***** Input data

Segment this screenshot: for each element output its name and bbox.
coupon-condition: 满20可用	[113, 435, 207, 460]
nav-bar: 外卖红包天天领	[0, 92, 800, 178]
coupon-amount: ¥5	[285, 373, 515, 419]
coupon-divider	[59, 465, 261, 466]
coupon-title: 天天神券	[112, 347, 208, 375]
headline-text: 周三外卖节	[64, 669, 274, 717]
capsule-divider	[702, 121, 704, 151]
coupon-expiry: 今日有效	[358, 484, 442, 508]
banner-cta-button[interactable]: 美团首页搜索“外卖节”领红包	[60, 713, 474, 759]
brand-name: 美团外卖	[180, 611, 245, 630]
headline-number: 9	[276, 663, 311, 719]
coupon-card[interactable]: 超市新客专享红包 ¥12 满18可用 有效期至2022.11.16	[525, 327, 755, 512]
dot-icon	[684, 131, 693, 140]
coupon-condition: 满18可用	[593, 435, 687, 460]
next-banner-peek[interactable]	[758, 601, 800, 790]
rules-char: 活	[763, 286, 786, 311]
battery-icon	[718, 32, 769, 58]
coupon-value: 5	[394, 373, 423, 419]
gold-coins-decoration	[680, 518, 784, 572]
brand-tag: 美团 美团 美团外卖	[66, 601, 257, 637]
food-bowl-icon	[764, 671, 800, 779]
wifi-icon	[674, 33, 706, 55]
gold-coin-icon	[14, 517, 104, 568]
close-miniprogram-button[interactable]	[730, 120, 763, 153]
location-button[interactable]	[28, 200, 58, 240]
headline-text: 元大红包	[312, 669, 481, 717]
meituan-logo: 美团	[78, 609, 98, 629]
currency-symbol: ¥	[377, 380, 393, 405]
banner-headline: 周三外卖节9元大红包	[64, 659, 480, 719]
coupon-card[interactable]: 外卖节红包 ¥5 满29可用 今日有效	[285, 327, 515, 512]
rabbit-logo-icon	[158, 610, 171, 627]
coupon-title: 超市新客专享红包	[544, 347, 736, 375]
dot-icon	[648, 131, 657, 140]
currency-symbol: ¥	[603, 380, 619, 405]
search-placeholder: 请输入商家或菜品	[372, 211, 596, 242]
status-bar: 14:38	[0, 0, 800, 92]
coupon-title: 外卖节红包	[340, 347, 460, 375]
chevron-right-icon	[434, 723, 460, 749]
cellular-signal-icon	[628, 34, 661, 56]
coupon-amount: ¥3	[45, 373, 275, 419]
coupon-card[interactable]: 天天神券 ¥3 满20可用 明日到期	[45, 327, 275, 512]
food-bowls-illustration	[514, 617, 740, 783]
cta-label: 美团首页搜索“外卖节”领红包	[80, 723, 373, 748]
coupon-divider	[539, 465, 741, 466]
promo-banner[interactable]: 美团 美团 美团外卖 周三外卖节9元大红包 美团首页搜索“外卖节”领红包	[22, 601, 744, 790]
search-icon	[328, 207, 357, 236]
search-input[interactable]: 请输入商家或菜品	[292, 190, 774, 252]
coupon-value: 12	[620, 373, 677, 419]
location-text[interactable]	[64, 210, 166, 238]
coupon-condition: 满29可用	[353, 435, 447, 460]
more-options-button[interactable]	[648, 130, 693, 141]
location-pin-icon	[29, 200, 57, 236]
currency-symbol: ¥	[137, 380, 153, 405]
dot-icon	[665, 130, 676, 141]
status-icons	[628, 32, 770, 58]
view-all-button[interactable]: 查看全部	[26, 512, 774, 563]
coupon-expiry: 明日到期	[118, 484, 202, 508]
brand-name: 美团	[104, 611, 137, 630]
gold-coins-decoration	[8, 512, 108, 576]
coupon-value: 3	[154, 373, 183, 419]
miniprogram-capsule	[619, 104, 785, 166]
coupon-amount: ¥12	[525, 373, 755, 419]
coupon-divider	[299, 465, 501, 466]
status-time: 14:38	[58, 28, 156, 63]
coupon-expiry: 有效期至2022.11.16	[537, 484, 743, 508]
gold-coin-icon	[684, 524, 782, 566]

**********

Could you output every line of the material above again, unchanged and in the same order?

**Written answer:**
Segment this screenshot: for each element output its name and bbox.
coupon-condition: 满20可用	[113, 435, 207, 460]
nav-bar: 外卖红包天天领	[0, 92, 800, 178]
coupon-amount: ¥5	[285, 373, 515, 419]
coupon-divider	[59, 465, 261, 466]
coupon-title: 天天神券	[112, 347, 208, 375]
headline-text: 周三外卖节	[64, 669, 274, 717]
capsule-divider	[702, 121, 704, 151]
coupon-expiry: 今日有效	[358, 484, 442, 508]
banner-cta-button[interactable]: 美团首页搜索“外卖节”领红包	[60, 713, 474, 759]
brand-name: 美团外卖	[180, 611, 245, 630]
headline-number: 9	[276, 663, 311, 719]
coupon-card[interactable]: 超市新客专享红包 ¥12 满18可用 有效期至2022.11.16	[525, 327, 755, 512]
dot-icon	[684, 131, 693, 140]
coupon-condition: 满18可用	[593, 435, 687, 460]
next-banner-peek[interactable]	[758, 601, 800, 790]
rules-char: 活	[763, 286, 786, 311]
battery-icon	[718, 32, 769, 58]
coupon-value: 5	[394, 373, 423, 419]
gold-coins-decoration	[680, 518, 784, 572]
brand-tag: 美团 美团 美团外卖	[66, 601, 257, 637]
food-bowl-icon	[764, 671, 800, 779]
wifi-icon	[674, 33, 706, 55]
gold-coin-icon	[14, 517, 104, 568]
close-miniprogram-button[interactable]	[730, 120, 763, 153]
location-button[interactable]	[28, 200, 58, 240]
headline-text: 元大红包	[312, 669, 481, 717]
meituan-logo: 美团	[78, 609, 98, 629]
currency-symbol: ¥	[377, 380, 393, 405]
banner-headline: 周三外卖节9元大红包	[64, 659, 480, 719]
coupon-card[interactable]: 外卖节红包 ¥5 满29可用 今日有效	[285, 327, 515, 512]
rabbit-logo-icon	[158, 610, 171, 627]
coupon-title: 超市新客专享红包	[544, 347, 736, 375]
dot-icon	[648, 131, 657, 140]
currency-symbol: ¥	[603, 380, 619, 405]
search-placeholder: 请输入商家或菜品	[372, 211, 596, 242]
status-bar: 14:38	[0, 0, 800, 92]
coupon-title: 外卖节红包	[340, 347, 460, 375]
chevron-right-icon	[434, 723, 460, 749]
cellular-signal-icon	[628, 34, 661, 56]
coupon-amount: ¥3	[45, 373, 275, 419]
coupon-card[interactable]: 天天神券 ¥3 满20可用 明日到期	[45, 327, 275, 512]
food-bowls-illustration	[514, 617, 740, 783]
cta-label: 美团首页搜索“外卖节”领红包	[80, 723, 373, 748]
coupon-divider	[539, 465, 741, 466]
promo-banner[interactable]: 美团 美团 美团外卖 周三外卖节9元大红包 美团首页搜索“外卖节”领红包	[22, 601, 744, 790]
search-icon	[328, 207, 357, 236]
search-input[interactable]: 请输入商家或菜品	[292, 190, 774, 252]
coupon-value: 12	[620, 373, 677, 419]
location-text[interactable]	[64, 210, 166, 238]
coupon-condition: 满29可用	[353, 435, 447, 460]
more-options-button[interactable]	[648, 130, 693, 141]
location-pin-icon	[29, 200, 57, 236]
currency-symbol: ¥	[137, 380, 153, 405]
dot-icon	[665, 130, 676, 141]
status-icons	[628, 32, 770, 58]
view-all-button[interactable]: 查看全部	[26, 512, 774, 563]
coupon-expiry: 明日到期	[118, 484, 202, 508]
brand-name: 美团	[104, 611, 137, 630]
gold-coins-decoration	[8, 512, 108, 576]
coupon-value: 3	[154, 373, 183, 419]
miniprogram-capsule	[619, 104, 785, 166]
coupon-amount: ¥12	[525, 373, 755, 419]
coupon-divider	[299, 465, 501, 466]
status-time: 14:38	[58, 28, 156, 63]
coupon-expiry: 有效期至2022.11.16	[537, 484, 743, 508]
gold-coin-icon	[684, 524, 782, 566]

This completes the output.